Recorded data
□ □ □ □ □
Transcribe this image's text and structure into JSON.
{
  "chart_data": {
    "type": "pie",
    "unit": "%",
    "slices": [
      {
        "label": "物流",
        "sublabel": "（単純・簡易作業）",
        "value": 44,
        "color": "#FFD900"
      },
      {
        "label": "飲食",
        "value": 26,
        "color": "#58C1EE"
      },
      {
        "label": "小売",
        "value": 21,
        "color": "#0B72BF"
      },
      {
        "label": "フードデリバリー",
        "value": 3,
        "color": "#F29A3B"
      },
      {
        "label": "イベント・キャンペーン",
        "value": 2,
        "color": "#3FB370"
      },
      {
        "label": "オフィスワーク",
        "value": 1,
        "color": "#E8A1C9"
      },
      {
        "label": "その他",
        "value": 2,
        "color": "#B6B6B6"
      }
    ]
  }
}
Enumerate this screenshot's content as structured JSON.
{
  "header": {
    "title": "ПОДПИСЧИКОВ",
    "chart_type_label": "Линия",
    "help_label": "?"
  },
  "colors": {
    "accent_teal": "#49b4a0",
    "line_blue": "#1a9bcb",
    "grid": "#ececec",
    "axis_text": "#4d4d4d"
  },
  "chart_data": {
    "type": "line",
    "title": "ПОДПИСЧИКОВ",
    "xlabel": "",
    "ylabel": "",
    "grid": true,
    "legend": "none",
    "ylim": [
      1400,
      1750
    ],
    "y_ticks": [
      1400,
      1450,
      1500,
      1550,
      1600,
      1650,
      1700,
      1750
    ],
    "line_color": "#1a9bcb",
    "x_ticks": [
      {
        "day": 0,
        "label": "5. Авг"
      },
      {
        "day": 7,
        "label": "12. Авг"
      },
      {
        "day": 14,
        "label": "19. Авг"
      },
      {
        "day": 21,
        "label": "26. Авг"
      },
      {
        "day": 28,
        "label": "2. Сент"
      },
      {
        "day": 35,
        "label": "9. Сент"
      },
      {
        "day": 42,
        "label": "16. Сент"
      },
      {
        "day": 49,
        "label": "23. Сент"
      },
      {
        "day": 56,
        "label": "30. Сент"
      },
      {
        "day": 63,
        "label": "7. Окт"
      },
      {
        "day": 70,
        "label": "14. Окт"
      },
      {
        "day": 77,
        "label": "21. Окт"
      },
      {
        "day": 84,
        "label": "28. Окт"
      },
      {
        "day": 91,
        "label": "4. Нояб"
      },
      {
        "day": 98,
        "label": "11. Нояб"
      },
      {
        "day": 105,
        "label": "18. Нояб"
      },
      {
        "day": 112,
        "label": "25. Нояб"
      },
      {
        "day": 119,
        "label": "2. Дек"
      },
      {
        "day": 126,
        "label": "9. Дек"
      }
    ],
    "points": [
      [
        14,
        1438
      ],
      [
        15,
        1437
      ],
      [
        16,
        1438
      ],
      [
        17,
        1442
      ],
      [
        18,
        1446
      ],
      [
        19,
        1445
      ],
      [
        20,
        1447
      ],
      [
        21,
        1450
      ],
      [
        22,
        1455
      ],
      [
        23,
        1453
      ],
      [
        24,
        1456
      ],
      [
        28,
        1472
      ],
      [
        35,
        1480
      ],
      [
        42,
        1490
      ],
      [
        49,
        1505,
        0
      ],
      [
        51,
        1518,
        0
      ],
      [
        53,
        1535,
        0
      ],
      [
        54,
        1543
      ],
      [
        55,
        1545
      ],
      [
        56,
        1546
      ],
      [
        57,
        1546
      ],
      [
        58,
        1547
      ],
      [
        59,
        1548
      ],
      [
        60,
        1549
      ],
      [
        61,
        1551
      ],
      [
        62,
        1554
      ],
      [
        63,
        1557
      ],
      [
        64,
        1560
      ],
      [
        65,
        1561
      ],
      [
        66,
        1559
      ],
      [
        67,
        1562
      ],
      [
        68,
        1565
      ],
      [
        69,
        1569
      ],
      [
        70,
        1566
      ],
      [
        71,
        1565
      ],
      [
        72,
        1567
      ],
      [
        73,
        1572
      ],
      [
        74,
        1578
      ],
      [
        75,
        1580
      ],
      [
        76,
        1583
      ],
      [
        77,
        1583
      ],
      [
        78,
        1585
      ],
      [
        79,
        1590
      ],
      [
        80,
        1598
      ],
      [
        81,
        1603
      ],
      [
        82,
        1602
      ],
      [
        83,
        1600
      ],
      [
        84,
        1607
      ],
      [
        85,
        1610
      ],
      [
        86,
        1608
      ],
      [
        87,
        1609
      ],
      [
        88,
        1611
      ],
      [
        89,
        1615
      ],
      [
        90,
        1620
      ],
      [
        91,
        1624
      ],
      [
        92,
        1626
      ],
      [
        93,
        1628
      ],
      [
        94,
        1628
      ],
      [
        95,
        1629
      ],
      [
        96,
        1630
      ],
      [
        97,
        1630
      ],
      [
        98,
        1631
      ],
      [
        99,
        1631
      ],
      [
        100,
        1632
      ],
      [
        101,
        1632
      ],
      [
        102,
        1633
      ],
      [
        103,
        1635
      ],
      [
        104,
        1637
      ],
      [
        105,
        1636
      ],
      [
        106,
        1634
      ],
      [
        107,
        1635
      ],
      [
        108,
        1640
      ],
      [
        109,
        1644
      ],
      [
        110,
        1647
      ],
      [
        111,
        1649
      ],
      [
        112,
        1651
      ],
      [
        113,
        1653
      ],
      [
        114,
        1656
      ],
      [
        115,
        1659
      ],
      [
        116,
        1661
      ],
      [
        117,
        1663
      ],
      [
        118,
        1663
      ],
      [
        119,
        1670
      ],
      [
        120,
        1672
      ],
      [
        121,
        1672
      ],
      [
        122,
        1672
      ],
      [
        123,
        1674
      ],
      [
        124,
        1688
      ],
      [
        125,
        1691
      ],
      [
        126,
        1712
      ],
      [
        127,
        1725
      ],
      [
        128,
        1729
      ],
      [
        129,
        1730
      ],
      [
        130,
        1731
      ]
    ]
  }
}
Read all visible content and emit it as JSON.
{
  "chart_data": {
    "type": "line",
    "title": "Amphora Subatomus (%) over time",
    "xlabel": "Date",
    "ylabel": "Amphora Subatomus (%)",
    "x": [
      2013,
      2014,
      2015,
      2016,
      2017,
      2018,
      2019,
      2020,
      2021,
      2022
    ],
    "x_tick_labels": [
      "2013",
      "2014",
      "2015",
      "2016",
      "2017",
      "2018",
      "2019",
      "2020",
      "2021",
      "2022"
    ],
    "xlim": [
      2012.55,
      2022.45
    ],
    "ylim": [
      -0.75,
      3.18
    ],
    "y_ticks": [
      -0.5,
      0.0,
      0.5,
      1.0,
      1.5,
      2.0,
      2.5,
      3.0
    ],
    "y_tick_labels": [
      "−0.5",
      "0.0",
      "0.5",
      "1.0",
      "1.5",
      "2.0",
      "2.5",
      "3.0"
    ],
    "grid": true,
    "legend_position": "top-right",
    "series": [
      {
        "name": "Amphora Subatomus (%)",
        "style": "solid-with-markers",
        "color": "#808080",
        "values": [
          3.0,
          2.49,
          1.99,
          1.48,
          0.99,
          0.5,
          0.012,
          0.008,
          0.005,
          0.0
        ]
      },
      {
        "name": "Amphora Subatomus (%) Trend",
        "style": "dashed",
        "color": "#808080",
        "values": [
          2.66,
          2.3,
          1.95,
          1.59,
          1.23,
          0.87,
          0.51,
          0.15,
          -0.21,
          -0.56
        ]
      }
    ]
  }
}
□ □ □ □ □
▶ _Objective_: Extract all of the data shown above and repeat it verbatim.

▶ _Result_:
Transcribe this image's text and structure into JSON.
{
  "chart_data": {
    "type": "pie",
    "unit": "%",
    "slices": [
      {
        "label": "物流",
        "sublabel": "（単純・簡易作業）",
        "value": 44,
        "color": "#FFD900"
      },
      {
        "label": "飲食",
        "value": 26,
        "color": "#58C1EE"
      },
      {
        "label": "小売",
        "value": 21,
        "color": "#0B72BF"
      },
      {
        "label": "フードデリバリー",
        "value": 3,
        "color": "#F29A3B"
      },
      {
        "label": "イベント・キャンペーン",
        "value": 2,
        "color": "#3FB370"
      },
      {
        "label": "オフィスワーク",
        "value": 1,
        "color": "#E8A1C9"
      },
      {
        "label": "その他",
        "value": 2,
        "color": "#B6B6B6"
      }
    ]
  }
}
Enumerate this screenshot's content as structured JSON.
{
  "header": {
    "title": "ПОДПИСЧИКОВ",
    "chart_type_label": "Линия",
    "help_label": "?"
  },
  "colors": {
    "accent_teal": "#49b4a0",
    "line_blue": "#1a9bcb",
    "grid": "#ececec",
    "axis_text": "#4d4d4d"
  },
  "chart_data": {
    "type": "line",
    "title": "ПОДПИСЧИКОВ",
    "xlabel": "",
    "ylabel": "",
    "grid": true,
    "legend": "none",
    "ylim": [
      1400,
      1750
    ],
    "y_ticks": [
      1400,
      1450,
      1500,
      1550,
      1600,
      1650,
      1700,
      1750
    ],
    "line_color": "#1a9bcb",
    "x_ticks": [
      {
        "day": 0,
        "label": "5. Авг"
      },
      {
        "day": 7,
        "label": "12. Авг"
      },
      {
        "day": 14,
        "label": "19. Авг"
      },
      {
        "day": 21,
        "label": "26. Авг"
      },
      {
        "day": 28,
        "label": "2. Сент"
      },
      {
        "day": 35,
        "label": "9. Сент"
      },
      {
        "day": 42,
        "label": "16. Сент"
      },
      {
        "day": 49,
        "label": "23. Сент"
      },
      {
        "day": 56,
        "label": "30. Сент"
      },
      {
        "day": 63,
        "label": "7. Окт"
      },
      {
        "day": 70,
        "label": "14. Окт"
      },
      {
        "day": 77,
        "label": "21. Окт"
      },
      {
        "day": 84,
        "label": "28. Окт"
      },
      {
        "day": 91,
        "label": "4. Нояб"
      },
      {
        "day": 98,
        "label": "11. Нояб"
      },
      {
        "day": 105,
        "label": "18. Нояб"
      },
      {
        "day": 112,
        "label": "25. Нояб"
      },
      {
        "day": 119,
        "label": "2. Дек"
      },
      {
        "day": 126,
        "label": "9. Дек"
      }
    ],
    "points": [
      [
        14,
        1438
      ],
      [
        15,
        1437
      ],
      [
        16,
        1438
      ],
      [
        17,
        1442
      ],
      [
        18,
        1446
      ],
      [
        19,
        1445
      ],
      [
        20,
        1447
      ],
      [
        21,
        1450
      ],
      [
        22,
        1455
      ],
      [
        23,
        1453
      ],
      [
        24,
        1456
      ],
      [
        28,
        1472
      ],
      [
        35,
        1480
      ],
      [
        42,
        1490
      ],
      [
        49,
        1505,
        0
      ],
      [
        51,
        1518,
        0
      ],
      [
        53,
        1535,
        0
      ],
      [
        54,
        1543
      ],
      [
        55,
        1545
      ],
      [
        56,
        1546
      ],
      [
        57,
        1546
      ],
      [
        58,
        1547
      ],
      [
        59,
        1548
      ],
      [
        60,
        1549
      ],
      [
        61,
        1551
      ],
      [
        62,
        1554
      ],
      [
        63,
        1557
      ],
      [
        64,
        1560
      ],
      [
        65,
        1561
      ],
      [
        66,
        1559
      ],
      [
        67,
        1562
      ],
      [
        68,
        1565
      ],
      [
        69,
        1569
      ],
      [
        70,
        1566
      ],
      [
        71,
        1565
      ],
      [
        72,
        1567
      ],
      [
        73,
        1572
      ],
      [
        74,
        1578
      ],
      [
        75,
        1580
      ],
      [
        76,
        1583
      ],
      [
        77,
        1583
      ],
      [
        78,
        1585
      ],
      [
        79,
        1590
      ],
      [
        80,
        1598
      ],
      [
        81,
        1603
      ],
      [
        82,
        1602
      ],
      [
        83,
        1600
      ],
      [
        84,
        1607
      ],
      [
        85,
        1610
      ],
      [
        86,
        1608
      ],
      [
        87,
        1609
      ],
      [
        88,
        1611
      ],
      [
        89,
        1615
      ],
      [
        90,
        1620
      ],
      [
        91,
        1624
      ],
      [
        92,
        1626
      ],
      [
        93,
        1628
      ],
      [
        94,
        1628
      ],
      [
        95,
        1629
      ],
      [
        96,
        1630
      ],
      [
        97,
        1630
      ],
      [
        98,
        1631
      ],
      [
        99,
        1631
      ],
      [
        100,
        1632
      ],
      [
        101,
        1632
      ],
      [
        102,
        1633
      ],
      [
        103,
        1635
      ],
      [
        104,
        1637
      ],
      [
        105,
        1636
      ],
      [
        106,
        1634
      ],
      [
        107,
        1635
      ],
      [
        108,
        1640
      ],
      [
        109,
        1644
      ],
      [
        110,
        1647
      ],
      [
        111,
        1649
      ],
      [
        112,
        1651
      ],
      [
        113,
        1653
      ],
      [
        114,
        1656
      ],
      [
        115,
        1659
      ],
      [
        116,
        1661
      ],
      [
        117,
        1663
      ],
      [
        118,
        1663
      ],
      [
        119,
        1670
      ],
      [
        120,
        1672
      ],
      [
        121,
        1672
      ],
      [
        122,
        1672
      ],
      [
        123,
        1674
      ],
      [
        124,
        1688
      ],
      [
        125,
        1691
      ],
      [
        126,
        1712
      ],
      [
        127,
        1725
      ],
      [
        128,
        1729
      ],
      [
        129,
        1730
      ],
      [
        130,
        1731
      ]
    ]
  }
}
Read all visible content and emit it as JSON.
{
  "chart_data": {
    "type": "line",
    "title": "Amphora Subatomus (%) over time",
    "xlabel": "Date",
    "ylabel": "Amphora Subatomus (%)",
    "x": [
      2013,
      2014,
      2015,
      2016,
      2017,
      2018,
      2019,
      2020,
      2021,
      2022
    ],
    "x_tick_labels": [
      "2013",
      "2014",
      "2015",
      "2016",
      "2017",
      "2018",
      "2019",
      "2020",
      "2021",
      "2022"
    ],
    "xlim": [
      2012.55,
      2022.45
    ],
    "ylim": [
      -0.75,
      3.18
    ],
    "y_ticks": [
      -0.5,
      0.0,
      0.5,
      1.0,
      1.5,
      2.0,
      2.5,
      3.0
    ],
    "y_tick_labels": [
      "−0.5",
      "0.0",
      "0.5",
      "1.0",
      "1.5",
      "2.0",
      "2.5",
      "3.0"
    ],
    "grid": true,
    "legend_position": "top-right",
    "series": [
      {
        "name": "Amphora Subatomus (%)",
        "style": "solid-with-markers",
        "color": "#808080",
        "values": [
          3.0,
          2.49,
          1.99,
          1.48,
          0.99,
          0.5,
          0.012,
          0.008,
          0.005,
          0.0
        ]
      },
      {
        "name": "Amphora Subatomus (%) Trend",
        "style": "dashed",
        "color": "#808080",
        "values": [
          2.66,
          2.3,
          1.95,
          1.59,
          1.23,
          0.87,
          0.51,
          0.15,
          -0.21,
          -0.56
        ]
      }
    ]
  }
}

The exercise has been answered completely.